**Goal of the exercise:** Copy all lines of the listing that include the string "name".

===== The data

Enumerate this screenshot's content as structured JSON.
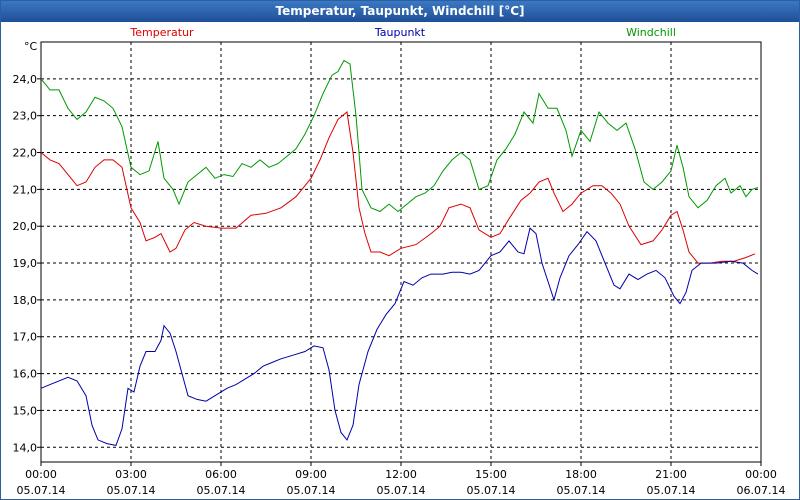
{
  "chart_data": {
    "type": "line",
    "title": "Temperatur, Taupunkt, Windchill [°C]",
    "ylabel": "°C",
    "ylim": [
      13.6,
      25.0
    ],
    "yticks": [
      14.0,
      15.0,
      16.0,
      17.0,
      18.0,
      19.0,
      20.0,
      21.0,
      22.0,
      23.0,
      24.0
    ],
    "ytick_labels": [
      "14,0",
      "15,0",
      "16,0",
      "17,0",
      "18,0",
      "19,0",
      "20,0",
      "21,0",
      "22,0",
      "23,0",
      "24,0"
    ],
    "xlim": [
      0,
      24
    ],
    "xticks": [
      {
        "x": 0,
        "time": "00:00",
        "date": "05.07.14"
      },
      {
        "x": 3,
        "time": "03:00",
        "date": "05.07.14"
      },
      {
        "x": 6,
        "time": "06:00",
        "date": "05.07.14"
      },
      {
        "x": 9,
        "time": "09:00",
        "date": "05.07.14"
      },
      {
        "x": 12,
        "time": "12:00",
        "date": "05.07.14"
      },
      {
        "x": 15,
        "time": "15:00",
        "date": "05.07.14"
      },
      {
        "x": 18,
        "time": "18:00",
        "date": "05.07.14"
      },
      {
        "x": 21,
        "time": "21:00",
        "date": "05.07.14"
      },
      {
        "x": 24,
        "time": "00:00",
        "date": "06.07.14"
      }
    ],
    "grid": true,
    "legend_position": "top",
    "series": [
      {
        "name": "Temperatur",
        "color": "#dd0000",
        "points": [
          [
            0,
            22.0
          ],
          [
            0.3,
            21.8
          ],
          [
            0.6,
            21.7
          ],
          [
            0.9,
            21.4
          ],
          [
            1.2,
            21.1
          ],
          [
            1.5,
            21.2
          ],
          [
            1.8,
            21.6
          ],
          [
            2.1,
            21.8
          ],
          [
            2.4,
            21.8
          ],
          [
            2.7,
            21.6
          ],
          [
            3.0,
            20.5
          ],
          [
            3.3,
            20.1
          ],
          [
            3.5,
            19.6
          ],
          [
            3.8,
            19.7
          ],
          [
            4.0,
            19.8
          ],
          [
            4.3,
            19.3
          ],
          [
            4.5,
            19.4
          ],
          [
            4.8,
            19.9
          ],
          [
            5.1,
            20.1
          ],
          [
            5.5,
            20.0
          ],
          [
            6.0,
            19.95
          ],
          [
            6.5,
            19.95
          ],
          [
            7.0,
            20.3
          ],
          [
            7.5,
            20.35
          ],
          [
            8.0,
            20.5
          ],
          [
            8.5,
            20.8
          ],
          [
            9.0,
            21.3
          ],
          [
            9.3,
            21.8
          ],
          [
            9.6,
            22.4
          ],
          [
            9.9,
            22.9
          ],
          [
            10.2,
            23.1
          ],
          [
            10.4,
            22.0
          ],
          [
            10.6,
            20.5
          ],
          [
            10.8,
            19.8
          ],
          [
            11.0,
            19.3
          ],
          [
            11.3,
            19.3
          ],
          [
            11.6,
            19.2
          ],
          [
            12.0,
            19.4
          ],
          [
            12.5,
            19.5
          ],
          [
            13.0,
            19.8
          ],
          [
            13.3,
            20.0
          ],
          [
            13.6,
            20.5
          ],
          [
            14.0,
            20.6
          ],
          [
            14.3,
            20.5
          ],
          [
            14.6,
            19.9
          ],
          [
            15.0,
            19.7
          ],
          [
            15.3,
            19.8
          ],
          [
            15.6,
            20.2
          ],
          [
            16.0,
            20.7
          ],
          [
            16.3,
            20.9
          ],
          [
            16.6,
            21.2
          ],
          [
            16.9,
            21.3
          ],
          [
            17.1,
            20.9
          ],
          [
            17.4,
            20.4
          ],
          [
            17.7,
            20.6
          ],
          [
            18.0,
            20.9
          ],
          [
            18.4,
            21.1
          ],
          [
            18.7,
            21.1
          ],
          [
            19.0,
            20.9
          ],
          [
            19.3,
            20.6
          ],
          [
            19.6,
            20.0
          ],
          [
            20.0,
            19.5
          ],
          [
            20.4,
            19.6
          ],
          [
            20.7,
            19.9
          ],
          [
            21.0,
            20.3
          ],
          [
            21.2,
            20.4
          ],
          [
            21.4,
            19.9
          ],
          [
            21.6,
            19.3
          ],
          [
            21.9,
            19.0
          ],
          [
            22.3,
            19.0
          ],
          [
            22.7,
            19.05
          ],
          [
            23.1,
            19.05
          ],
          [
            23.5,
            19.15
          ],
          [
            23.8,
            19.25
          ]
        ]
      },
      {
        "name": "Taupunkt",
        "color": "#0000aa",
        "points": [
          [
            0,
            15.6
          ],
          [
            0.3,
            15.7
          ],
          [
            0.6,
            15.8
          ],
          [
            0.9,
            15.9
          ],
          [
            1.2,
            15.8
          ],
          [
            1.5,
            15.4
          ],
          [
            1.7,
            14.6
          ],
          [
            1.9,
            14.2
          ],
          [
            2.2,
            14.1
          ],
          [
            2.5,
            14.05
          ],
          [
            2.7,
            14.5
          ],
          [
            2.9,
            15.6
          ],
          [
            3.1,
            15.5
          ],
          [
            3.3,
            16.2
          ],
          [
            3.5,
            16.6
          ],
          [
            3.8,
            16.6
          ],
          [
            4.0,
            16.9
          ],
          [
            4.1,
            17.3
          ],
          [
            4.3,
            17.1
          ],
          [
            4.5,
            16.6
          ],
          [
            4.7,
            16.0
          ],
          [
            4.9,
            15.4
          ],
          [
            5.2,
            15.3
          ],
          [
            5.5,
            15.25
          ],
          [
            5.8,
            15.4
          ],
          [
            6.2,
            15.6
          ],
          [
            6.5,
            15.7
          ],
          [
            6.8,
            15.85
          ],
          [
            7.1,
            16.0
          ],
          [
            7.4,
            16.2
          ],
          [
            7.7,
            16.3
          ],
          [
            8.0,
            16.4
          ],
          [
            8.4,
            16.5
          ],
          [
            8.8,
            16.6
          ],
          [
            9.1,
            16.75
          ],
          [
            9.4,
            16.7
          ],
          [
            9.6,
            16.1
          ],
          [
            9.8,
            15.0
          ],
          [
            10.0,
            14.4
          ],
          [
            10.2,
            14.2
          ],
          [
            10.4,
            14.6
          ],
          [
            10.6,
            15.7
          ],
          [
            10.9,
            16.6
          ],
          [
            11.2,
            17.2
          ],
          [
            11.5,
            17.6
          ],
          [
            11.8,
            17.9
          ],
          [
            12.1,
            18.5
          ],
          [
            12.4,
            18.4
          ],
          [
            12.7,
            18.6
          ],
          [
            13.0,
            18.7
          ],
          [
            13.4,
            18.7
          ],
          [
            13.7,
            18.75
          ],
          [
            14.0,
            18.75
          ],
          [
            14.3,
            18.7
          ],
          [
            14.6,
            18.8
          ],
          [
            15.0,
            19.2
          ],
          [
            15.3,
            19.3
          ],
          [
            15.6,
            19.6
          ],
          [
            15.9,
            19.3
          ],
          [
            16.1,
            19.25
          ],
          [
            16.3,
            19.95
          ],
          [
            16.5,
            19.8
          ],
          [
            16.7,
            19.0
          ],
          [
            16.9,
            18.5
          ],
          [
            17.1,
            18.0
          ],
          [
            17.3,
            18.6
          ],
          [
            17.6,
            19.2
          ],
          [
            17.9,
            19.5
          ],
          [
            18.2,
            19.85
          ],
          [
            18.5,
            19.6
          ],
          [
            18.8,
            19.0
          ],
          [
            19.1,
            18.4
          ],
          [
            19.3,
            18.3
          ],
          [
            19.6,
            18.7
          ],
          [
            19.9,
            18.55
          ],
          [
            20.2,
            18.7
          ],
          [
            20.5,
            18.8
          ],
          [
            20.8,
            18.6
          ],
          [
            21.1,
            18.1
          ],
          [
            21.3,
            17.9
          ],
          [
            21.5,
            18.2
          ],
          [
            21.7,
            18.8
          ],
          [
            22.0,
            19.0
          ],
          [
            22.5,
            19.0
          ],
          [
            23.0,
            19.05
          ],
          [
            23.4,
            19.0
          ],
          [
            23.7,
            18.8
          ],
          [
            23.9,
            18.7
          ]
        ]
      },
      {
        "name": "Windchill",
        "color": "#009900",
        "points": [
          [
            0,
            24.0
          ],
          [
            0.3,
            23.7
          ],
          [
            0.6,
            23.7
          ],
          [
            0.9,
            23.2
          ],
          [
            1.2,
            22.9
          ],
          [
            1.5,
            23.1
          ],
          [
            1.8,
            23.5
          ],
          [
            2.1,
            23.4
          ],
          [
            2.4,
            23.2
          ],
          [
            2.7,
            22.7
          ],
          [
            3.0,
            21.6
          ],
          [
            3.3,
            21.4
          ],
          [
            3.6,
            21.5
          ],
          [
            3.9,
            22.3
          ],
          [
            4.1,
            21.3
          ],
          [
            4.4,
            21.0
          ],
          [
            4.6,
            20.6
          ],
          [
            4.9,
            21.2
          ],
          [
            5.2,
            21.4
          ],
          [
            5.5,
            21.6
          ],
          [
            5.8,
            21.3
          ],
          [
            6.1,
            21.4
          ],
          [
            6.4,
            21.35
          ],
          [
            6.7,
            21.7
          ],
          [
            7.0,
            21.6
          ],
          [
            7.3,
            21.8
          ],
          [
            7.6,
            21.6
          ],
          [
            7.9,
            21.7
          ],
          [
            8.2,
            21.9
          ],
          [
            8.5,
            22.1
          ],
          [
            8.8,
            22.5
          ],
          [
            9.1,
            23.0
          ],
          [
            9.4,
            23.6
          ],
          [
            9.7,
            24.1
          ],
          [
            9.9,
            24.2
          ],
          [
            10.1,
            24.5
          ],
          [
            10.3,
            24.4
          ],
          [
            10.5,
            23.0
          ],
          [
            10.7,
            21.0
          ],
          [
            11.0,
            20.5
          ],
          [
            11.3,
            20.4
          ],
          [
            11.6,
            20.6
          ],
          [
            11.9,
            20.4
          ],
          [
            12.2,
            20.6
          ],
          [
            12.5,
            20.8
          ],
          [
            12.8,
            20.9
          ],
          [
            13.1,
            21.1
          ],
          [
            13.4,
            21.5
          ],
          [
            13.7,
            21.8
          ],
          [
            14.0,
            22.0
          ],
          [
            14.3,
            21.8
          ],
          [
            14.6,
            21.0
          ],
          [
            14.9,
            21.1
          ],
          [
            15.2,
            21.8
          ],
          [
            15.5,
            22.1
          ],
          [
            15.8,
            22.5
          ],
          [
            16.1,
            23.1
          ],
          [
            16.4,
            22.8
          ],
          [
            16.6,
            23.6
          ],
          [
            16.9,
            23.2
          ],
          [
            17.2,
            23.2
          ],
          [
            17.5,
            22.6
          ],
          [
            17.7,
            21.9
          ],
          [
            18.0,
            22.6
          ],
          [
            18.3,
            22.3
          ],
          [
            18.6,
            23.1
          ],
          [
            18.9,
            22.8
          ],
          [
            19.2,
            22.6
          ],
          [
            19.5,
            22.8
          ],
          [
            19.8,
            22.1
          ],
          [
            20.1,
            21.2
          ],
          [
            20.4,
            21.0
          ],
          [
            20.7,
            21.2
          ],
          [
            21.0,
            21.5
          ],
          [
            21.2,
            22.2
          ],
          [
            21.4,
            21.6
          ],
          [
            21.6,
            20.8
          ],
          [
            21.9,
            20.5
          ],
          [
            22.2,
            20.7
          ],
          [
            22.5,
            21.1
          ],
          [
            22.8,
            21.3
          ],
          [
            23.0,
            20.9
          ],
          [
            23.3,
            21.1
          ],
          [
            23.5,
            20.8
          ],
          [
            23.7,
            21.0
          ],
          [
            23.9,
            21.05
          ]
        ]
      }
    ]
  }
}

==========

**In response:**
        "name": "Temperatur",
        "name": "Taupunkt",
        "name": "Windchill",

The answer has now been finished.